JOB
Search the records for the word "experiment" and pick out every line that has it.

━━━━━━━━━━

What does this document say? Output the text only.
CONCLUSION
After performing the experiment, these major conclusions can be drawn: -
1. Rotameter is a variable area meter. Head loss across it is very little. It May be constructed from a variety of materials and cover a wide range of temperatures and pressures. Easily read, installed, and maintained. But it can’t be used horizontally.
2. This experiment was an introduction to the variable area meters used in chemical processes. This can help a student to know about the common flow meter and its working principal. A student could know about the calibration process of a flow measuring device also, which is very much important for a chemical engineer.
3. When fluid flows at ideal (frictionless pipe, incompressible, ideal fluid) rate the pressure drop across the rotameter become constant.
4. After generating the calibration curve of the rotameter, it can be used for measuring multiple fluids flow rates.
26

━━━━━━━━━━

EXERCISE RESULT
After performing the experiment, these major conclusions can be drawn: -
2. This experiment was an introduction to the variable area meters used in chemical processes. This can help a student to know about the common flow meter and its working principal. A student could know about the calibration process of a flow measuring device also, which is very much important for a chemical engineer.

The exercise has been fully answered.